### Exercise directions:
In the entries that follow, how many lines contain the word "glauben"? Answer with the number only.
** start of Data extract **
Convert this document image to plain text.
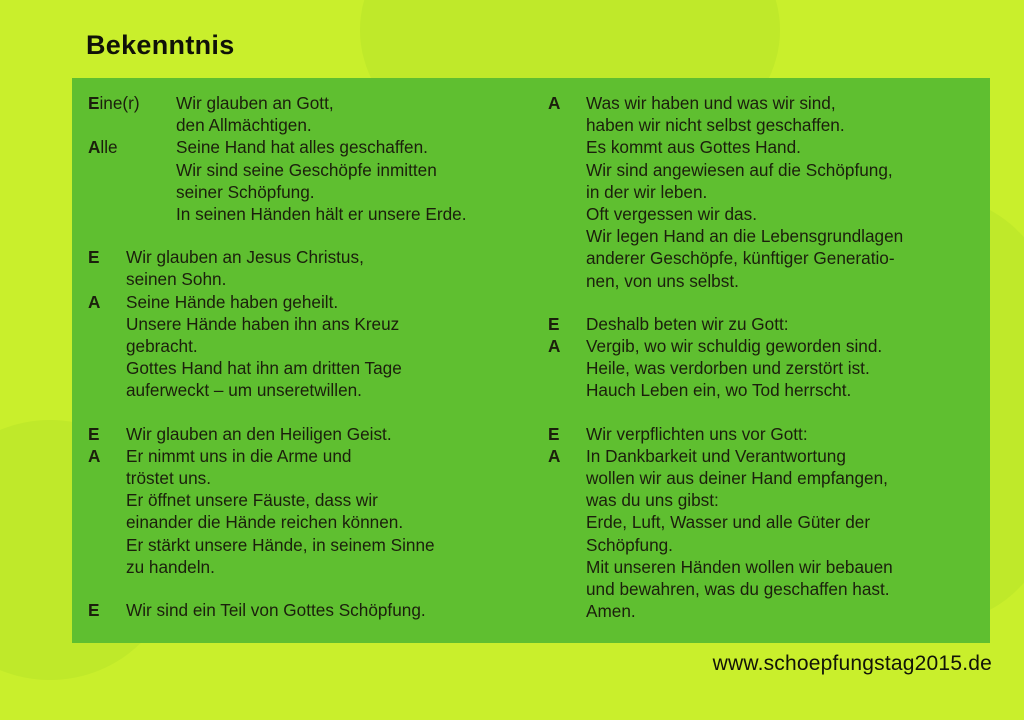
Bekenntnis
Eine(r)	Wir glauben an Gott,
den Allmächtigen.
Alle	Seine Hand hat alles geschaffen.
Wir sind seine Geschöpfe inmitten
seiner Schöpfung.
In seinen Händen hält er unsere Erde.
E	Wir glauben an Jesus Christus,
seinen Sohn.
A	Seine Hände haben geheilt.
Unsere Hände haben ihn ans Kreuz
gebracht.
Gottes Hand hat ihn am dritten Tage
auferweckt – um unseretwillen.
E	Wir glauben an den Heiligen Geist.
A	Er nimmt uns in die Arme und
tröstet uns.
Er öffnet unsere Fäuste, dass wir
einander die Hände reichen können.
Er stärkt unsere Hände, in seinem Sinne
zu handeln.
E	Wir sind ein Teil von Gottes Schöpfung.
A	Was wir haben und was wir sind,
haben wir nicht selbst geschaffen.
Es kommt aus Gottes Hand.
Wir sind angewiesen auf die Schöpfung,
in der wir leben.
Oft vergessen wir das.
Wir legen Hand an die Lebensgrundlagen
anderer Geschöpfe, künftiger Generatio-
nen, von uns selbst.
E	Deshalb beten wir zu Gott:
A	Vergib, wo wir schuldig geworden sind.
Heile, was verdorben und zerstört ist.
Hauch Leben ein, wo Tod herrscht.
E	Wir verpflichten uns vor Gott:
A	In Dankbarkeit und Verantwortung
wollen wir aus deiner Hand empfangen,
was du uns gibst:
Erde, Luft, Wasser und alle Güter der
Schöpfung.
Mit unseren Händen wollen wir bebauen
und bewahren, was du geschaffen hast.
Amen.
www.schoepfungstag2015.de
** end of Data extract **
### Solution:
3